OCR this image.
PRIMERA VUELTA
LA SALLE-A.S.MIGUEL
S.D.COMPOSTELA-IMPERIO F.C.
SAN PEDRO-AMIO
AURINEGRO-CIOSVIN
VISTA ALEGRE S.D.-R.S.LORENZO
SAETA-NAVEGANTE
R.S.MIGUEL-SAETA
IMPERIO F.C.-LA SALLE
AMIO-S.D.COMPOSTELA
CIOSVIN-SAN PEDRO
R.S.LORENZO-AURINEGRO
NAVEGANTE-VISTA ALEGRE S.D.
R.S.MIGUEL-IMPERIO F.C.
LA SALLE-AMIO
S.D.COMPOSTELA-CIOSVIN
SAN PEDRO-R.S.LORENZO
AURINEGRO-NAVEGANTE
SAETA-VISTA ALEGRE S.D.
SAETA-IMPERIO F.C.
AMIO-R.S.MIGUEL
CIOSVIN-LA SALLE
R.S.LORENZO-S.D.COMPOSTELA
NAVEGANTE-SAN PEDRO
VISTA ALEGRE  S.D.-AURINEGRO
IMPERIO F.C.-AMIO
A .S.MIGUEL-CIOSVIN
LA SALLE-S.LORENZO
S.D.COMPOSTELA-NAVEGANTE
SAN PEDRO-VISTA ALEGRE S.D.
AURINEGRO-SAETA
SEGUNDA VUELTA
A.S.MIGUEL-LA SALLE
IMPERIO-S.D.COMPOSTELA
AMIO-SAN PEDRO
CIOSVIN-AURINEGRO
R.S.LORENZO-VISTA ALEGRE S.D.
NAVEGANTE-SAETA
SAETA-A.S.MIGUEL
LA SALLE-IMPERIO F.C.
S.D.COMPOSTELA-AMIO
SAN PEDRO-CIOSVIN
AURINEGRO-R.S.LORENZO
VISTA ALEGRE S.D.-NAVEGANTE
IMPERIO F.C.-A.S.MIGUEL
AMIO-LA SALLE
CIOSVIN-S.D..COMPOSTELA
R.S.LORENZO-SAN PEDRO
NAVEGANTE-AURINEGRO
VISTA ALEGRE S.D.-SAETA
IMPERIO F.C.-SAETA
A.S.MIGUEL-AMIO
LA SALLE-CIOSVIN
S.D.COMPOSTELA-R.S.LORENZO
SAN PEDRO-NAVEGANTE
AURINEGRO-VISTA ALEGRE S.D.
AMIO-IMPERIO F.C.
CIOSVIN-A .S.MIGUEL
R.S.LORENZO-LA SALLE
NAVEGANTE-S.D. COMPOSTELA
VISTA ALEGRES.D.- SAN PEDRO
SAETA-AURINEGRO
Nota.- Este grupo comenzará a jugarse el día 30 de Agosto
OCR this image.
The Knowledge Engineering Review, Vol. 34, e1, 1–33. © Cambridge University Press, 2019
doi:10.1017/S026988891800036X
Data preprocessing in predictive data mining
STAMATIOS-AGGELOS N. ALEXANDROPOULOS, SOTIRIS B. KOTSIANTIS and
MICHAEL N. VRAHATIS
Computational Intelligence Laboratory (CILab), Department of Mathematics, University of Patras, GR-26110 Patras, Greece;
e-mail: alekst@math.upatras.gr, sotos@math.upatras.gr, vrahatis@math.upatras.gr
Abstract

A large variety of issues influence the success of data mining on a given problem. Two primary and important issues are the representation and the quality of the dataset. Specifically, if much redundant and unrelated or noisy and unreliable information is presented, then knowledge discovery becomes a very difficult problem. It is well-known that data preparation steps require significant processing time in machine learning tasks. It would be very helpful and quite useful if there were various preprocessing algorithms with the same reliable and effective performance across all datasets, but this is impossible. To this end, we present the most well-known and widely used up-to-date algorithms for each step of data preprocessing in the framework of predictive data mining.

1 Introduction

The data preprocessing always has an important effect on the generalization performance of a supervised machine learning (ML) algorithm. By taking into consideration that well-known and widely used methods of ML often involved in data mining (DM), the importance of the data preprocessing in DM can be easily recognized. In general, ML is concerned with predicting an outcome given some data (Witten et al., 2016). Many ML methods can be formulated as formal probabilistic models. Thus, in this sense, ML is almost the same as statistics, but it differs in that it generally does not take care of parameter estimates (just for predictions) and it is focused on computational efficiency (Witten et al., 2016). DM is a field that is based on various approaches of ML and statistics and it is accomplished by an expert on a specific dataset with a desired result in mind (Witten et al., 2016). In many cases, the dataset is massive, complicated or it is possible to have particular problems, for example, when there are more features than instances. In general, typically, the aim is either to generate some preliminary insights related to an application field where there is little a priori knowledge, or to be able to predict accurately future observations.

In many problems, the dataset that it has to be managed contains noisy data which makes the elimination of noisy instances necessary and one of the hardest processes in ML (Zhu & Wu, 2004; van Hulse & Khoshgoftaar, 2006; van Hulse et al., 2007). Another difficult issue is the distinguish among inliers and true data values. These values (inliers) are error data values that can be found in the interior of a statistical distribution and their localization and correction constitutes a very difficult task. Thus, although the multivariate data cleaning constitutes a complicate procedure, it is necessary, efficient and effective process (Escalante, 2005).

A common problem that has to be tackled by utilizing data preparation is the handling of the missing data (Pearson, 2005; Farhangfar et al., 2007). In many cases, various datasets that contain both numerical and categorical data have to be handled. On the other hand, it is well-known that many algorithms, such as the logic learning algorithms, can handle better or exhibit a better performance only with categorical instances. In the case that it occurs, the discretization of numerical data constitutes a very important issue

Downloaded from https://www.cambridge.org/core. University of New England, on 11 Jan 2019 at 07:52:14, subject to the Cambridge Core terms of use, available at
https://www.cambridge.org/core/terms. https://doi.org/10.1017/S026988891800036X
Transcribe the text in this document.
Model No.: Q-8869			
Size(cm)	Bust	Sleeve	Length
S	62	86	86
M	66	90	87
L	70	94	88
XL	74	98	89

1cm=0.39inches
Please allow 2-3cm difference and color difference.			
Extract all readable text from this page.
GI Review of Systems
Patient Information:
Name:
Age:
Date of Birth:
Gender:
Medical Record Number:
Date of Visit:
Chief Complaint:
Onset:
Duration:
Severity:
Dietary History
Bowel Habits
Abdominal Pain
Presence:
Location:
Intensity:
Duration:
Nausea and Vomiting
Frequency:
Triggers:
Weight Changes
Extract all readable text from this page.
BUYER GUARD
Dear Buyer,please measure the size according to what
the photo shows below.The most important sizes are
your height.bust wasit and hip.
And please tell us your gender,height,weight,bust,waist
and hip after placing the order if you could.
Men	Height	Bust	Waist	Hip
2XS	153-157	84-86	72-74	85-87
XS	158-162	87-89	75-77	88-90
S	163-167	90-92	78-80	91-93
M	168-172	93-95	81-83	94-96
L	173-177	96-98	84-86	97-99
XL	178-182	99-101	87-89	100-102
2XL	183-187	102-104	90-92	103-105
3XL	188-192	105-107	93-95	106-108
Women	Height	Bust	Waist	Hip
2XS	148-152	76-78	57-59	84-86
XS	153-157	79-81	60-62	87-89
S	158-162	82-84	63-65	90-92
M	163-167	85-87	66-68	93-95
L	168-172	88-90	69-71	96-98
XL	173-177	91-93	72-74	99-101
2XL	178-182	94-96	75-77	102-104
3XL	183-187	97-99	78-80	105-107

§ Written instruction
Transcribe the material above in its entirety. Match it exactly.

§ Problem solution
OCR this image.
PRIMERA VUELTA
LA SALLE-A.S.MIGUEL
S.D.COMPOSTELA-IMPERIO F.C.
SAN PEDRO-AMIO
AURINEGRO-CIOSVIN
VISTA ALEGRE S.D.-R.S.LORENZO
SAETA-NAVEGANTE
R.S.MIGUEL-SAETA
IMPERIO F.C.-LA SALLE
AMIO-S.D.COMPOSTELA
CIOSVIN-SAN PEDRO
R.S.LORENZO-AURINEGRO
NAVEGANTE-VISTA ALEGRE S.D.
R.S.MIGUEL-IMPERIO F.C.
LA SALLE-AMIO
S.D.COMPOSTELA-CIOSVIN
SAN PEDRO-R.S.LORENZO
AURINEGRO-NAVEGANTE
SAETA-VISTA ALEGRE S.D.
SAETA-IMPERIO F.C.
AMIO-R.S.MIGUEL
CIOSVIN-LA SALLE
R.S.LORENZO-S.D.COMPOSTELA
NAVEGANTE-SAN PEDRO
VISTA ALEGRE  S.D.-AURINEGRO
IMPERIO F.C.-AMIO
A .S.MIGUEL-CIOSVIN
LA SALLE-S.LORENZO
S.D.COMPOSTELA-NAVEGANTE
SAN PEDRO-VISTA ALEGRE S.D.
AURINEGRO-SAETA
SEGUNDA VUELTA
A.S.MIGUEL-LA SALLE
IMPERIO-S.D.COMPOSTELA
AMIO-SAN PEDRO
CIOSVIN-AURINEGRO
R.S.LORENZO-VISTA ALEGRE S.D.
NAVEGANTE-SAETA
SAETA-A.S.MIGUEL
LA SALLE-IMPERIO F.C.
S.D.COMPOSTELA-AMIO
SAN PEDRO-CIOSVIN
AURINEGRO-R.S.LORENZO
VISTA ALEGRE S.D.-NAVEGANTE
IMPERIO F.C.-A.S.MIGUEL
AMIO-LA SALLE
CIOSVIN-S.D..COMPOSTELA
R.S.LORENZO-SAN PEDRO
NAVEGANTE-AURINEGRO
VISTA ALEGRE S.D.-SAETA
IMPERIO F.C.-SAETA
A.S.MIGUEL-AMIO
LA SALLE-CIOSVIN
S.D.COMPOSTELA-R.S.LORENZO
SAN PEDRO-NAVEGANTE
AURINEGRO-VISTA ALEGRE S.D.
AMIO-IMPERIO F.C.
CIOSVIN-A .S.MIGUEL
R.S.LORENZO-LA SALLE
NAVEGANTE-S.D. COMPOSTELA
VISTA ALEGRES.D.- SAN PEDRO
SAETA-AURINEGRO
Nota.- Este grupo comenzará a jugarse el día 30 de Agosto
OCR this image.
The Knowledge Engineering Review, Vol. 34, e1, 1–33. © Cambridge University Press, 2019
doi:10.1017/S026988891800036X
Data preprocessing in predictive data mining
STAMATIOS-AGGELOS N. ALEXANDROPOULOS, SOTIRIS B. KOTSIANTIS and
MICHAEL N. VRAHATIS
Computational Intelligence Laboratory (CILab), Department of Mathematics, University of Patras, GR-26110 Patras, Greece;
e-mail: alekst@math.upatras.gr, sotos@math.upatras.gr, vrahatis@math.upatras.gr
Abstract

A large variety of issues influence the success of data mining on a given problem. Two primary and important issues are the representation and the quality of the dataset. Specifically, if much redundant and unrelated or noisy and unreliable information is presented, then knowledge discovery becomes a very difficult problem. It is well-known that data preparation steps require significant processing time in machine learning tasks. It would be very helpful and quite useful if there were various preprocessing algorithms with the same reliable and effective performance across all datasets, but this is impossible. To this end, we present the most well-known and widely used up-to-date algorithms for each step of data preprocessing in the framework of predictive data mining.

1 Introduction

The data preprocessing always has an important effect on the generalization performance of a supervised machine learning (ML) algorithm. By taking into consideration that well-known and widely used methods of ML often involved in data mining (DM), the importance of the data preprocessing in DM can be easily recognized. In general, ML is concerned with predicting an outcome given some data (Witten et al., 2016). Many ML methods can be formulated as formal probabilistic models. Thus, in this sense, ML is almost the same as statistics, but it differs in that it generally does not take care of parameter estimates (just for predictions) and it is focused on computational efficiency (Witten et al., 2016). DM is a field that is based on various approaches of ML and statistics and it is accomplished by an expert on a specific dataset with a desired result in mind (Witten et al., 2016). In many cases, the dataset is massive, complicated or it is possible to have particular problems, for example, when there are more features than instances. In general, typically, the aim is either to generate some preliminary insights related to an application field where there is little a priori knowledge, or to be able to predict accurately future observations.

In many problems, the dataset that it has to be managed contains noisy data which makes the elimination of noisy instances necessary and one of the hardest processes in ML (Zhu & Wu, 2004; van Hulse & Khoshgoftaar, 2006; van Hulse et al., 2007). Another difficult issue is the distinguish among inliers and true data values. These values (inliers) are error data values that can be found in the interior of a statistical distribution and their localization and correction constitutes a very difficult task. Thus, although the multivariate data cleaning constitutes a complicate procedure, it is necessary, efficient and effective process (Escalante, 2005).

A common problem that has to be tackled by utilizing data preparation is the handling of the missing data (Pearson, 2005; Farhangfar et al., 2007). In many cases, various datasets that contain both numerical and categorical data have to be handled. On the other hand, it is well-known that many algorithms, such as the logic learning algorithms, can handle better or exhibit a better performance only with categorical instances. In the case that it occurs, the discretization of numerical data constitutes a very important issue

Downloaded from https://www.cambridge.org/core. University of New England, on 11 Jan 2019 at 07:52:14, subject to the Cambridge Core terms of use, available at
https://www.cambridge.org/core/terms. https://doi.org/10.1017/S026988891800036X
Transcribe the text in this document.
Model No.: Q-8869			
Size(cm)	Bust	Sleeve	Length
S	62	86	86
M	66	90	87
L	70	94	88
XL	74	98	89

1cm=0.39inches
Please allow 2-3cm difference and color difference.			
Extract all readable text from this page.
GI Review of Systems
Patient Information:
Name:
Age:
Date of Birth:
Gender:
Medical Record Number:
Date of Visit:
Chief Complaint:
Onset:
Duration:
Severity:
Dietary History
Bowel Habits
Abdominal Pain
Presence:
Location:
Intensity:
Duration:
Nausea and Vomiting
Frequency:
Triggers:
Weight Changes
Extract all readable text from this page.
BUYER GUARD
Dear Buyer,please measure the size according to what
the photo shows below.The most important sizes are
your height.bust wasit and hip.
And please tell us your gender,height,weight,bust,waist
and hip after placing the order if you could.
Men	Height	Bust	Waist	Hip
2XS	153-157	84-86	72-74	85-87
XS	158-162	87-89	75-77	88-90
S	163-167	90-92	78-80	91-93
M	168-172	93-95	81-83	94-96
L	173-177	96-98	84-86	97-99
XL	178-182	99-101	87-89	100-102
2XL	183-187	102-104	90-92	103-105
3XL	188-192	105-107	93-95	106-108
Women	Height	Bust	Waist	Hip
2XS	148-152	76-78	57-59	84-86
XS	153-157	79-81	60-62	87-89
S	158-162	82-84	63-65	90-92
M	163-167	85-87	66-68	93-95
L	168-172	88-90	69-71	96-98
XL	173-177	91-93	72-74	99-101
2XL	178-182	94-96	75-77	102-104
3XL	183-187	97-99	78-80	105-107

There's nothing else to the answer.